▶ SUPPLIED ENTRIES
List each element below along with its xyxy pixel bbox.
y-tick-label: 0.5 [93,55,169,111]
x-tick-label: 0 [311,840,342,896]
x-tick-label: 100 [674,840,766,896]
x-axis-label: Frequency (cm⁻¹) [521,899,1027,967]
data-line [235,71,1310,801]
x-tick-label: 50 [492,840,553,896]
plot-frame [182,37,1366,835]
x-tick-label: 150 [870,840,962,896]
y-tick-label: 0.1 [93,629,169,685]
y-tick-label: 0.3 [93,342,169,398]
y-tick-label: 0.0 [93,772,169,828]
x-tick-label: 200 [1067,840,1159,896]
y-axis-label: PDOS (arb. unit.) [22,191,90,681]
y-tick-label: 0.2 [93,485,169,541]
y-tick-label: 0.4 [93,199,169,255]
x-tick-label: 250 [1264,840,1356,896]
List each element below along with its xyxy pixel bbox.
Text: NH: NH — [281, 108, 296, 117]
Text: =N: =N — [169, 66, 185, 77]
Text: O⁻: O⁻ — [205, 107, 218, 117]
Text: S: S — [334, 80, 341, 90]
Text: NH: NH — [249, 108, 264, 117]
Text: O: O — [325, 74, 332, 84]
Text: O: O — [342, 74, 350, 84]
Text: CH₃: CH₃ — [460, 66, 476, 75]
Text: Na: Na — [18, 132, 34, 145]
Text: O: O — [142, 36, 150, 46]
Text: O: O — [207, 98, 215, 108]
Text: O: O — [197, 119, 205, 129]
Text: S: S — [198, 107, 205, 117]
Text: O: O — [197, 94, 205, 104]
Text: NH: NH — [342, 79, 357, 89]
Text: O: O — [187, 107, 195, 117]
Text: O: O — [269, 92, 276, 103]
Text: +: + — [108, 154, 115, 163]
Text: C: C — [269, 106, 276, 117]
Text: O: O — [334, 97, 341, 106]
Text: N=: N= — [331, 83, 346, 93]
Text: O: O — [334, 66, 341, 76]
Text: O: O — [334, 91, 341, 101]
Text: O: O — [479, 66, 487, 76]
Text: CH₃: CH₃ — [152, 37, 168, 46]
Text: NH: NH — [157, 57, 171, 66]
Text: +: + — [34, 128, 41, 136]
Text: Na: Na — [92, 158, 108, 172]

▶ TO DO
Extract every line of the listing word for word, starting with its first line and going on through the line that contains "Text: =N: =N — [169, 66, 185, 77]", with both of those lines included.

▶ SOLUTION
List each element below along with its xyxy pixel bbox.
y-tick-label: 0.5 [93,55,169,111]
x-tick-label: 0 [311,840,342,896]
x-tick-label: 100 [674,840,766,896]
x-axis-label: Frequency (cm⁻¹) [521,899,1027,967]
data-line [235,71,1310,801]
x-tick-label: 50 [492,840,553,896]
plot-frame [182,37,1366,835]
x-tick-label: 150 [870,840,962,896]
y-tick-label: 0.1 [93,629,169,685]
y-tick-label: 0.3 [93,342,169,398]
y-tick-label: 0.0 [93,772,169,828]
x-tick-label: 200 [1067,840,1159,896]
y-axis-label: PDOS (arb. unit.) [22,191,90,681]
y-tick-label: 0.2 [93,485,169,541]
y-tick-label: 0.4 [93,199,169,255]
x-tick-label: 250 [1264,840,1356,896]
List each element below along with its xyxy pixel bbox.
Text: NH: NH — [281, 108, 296, 117]
Text: =N: =N — [169, 66, 185, 77]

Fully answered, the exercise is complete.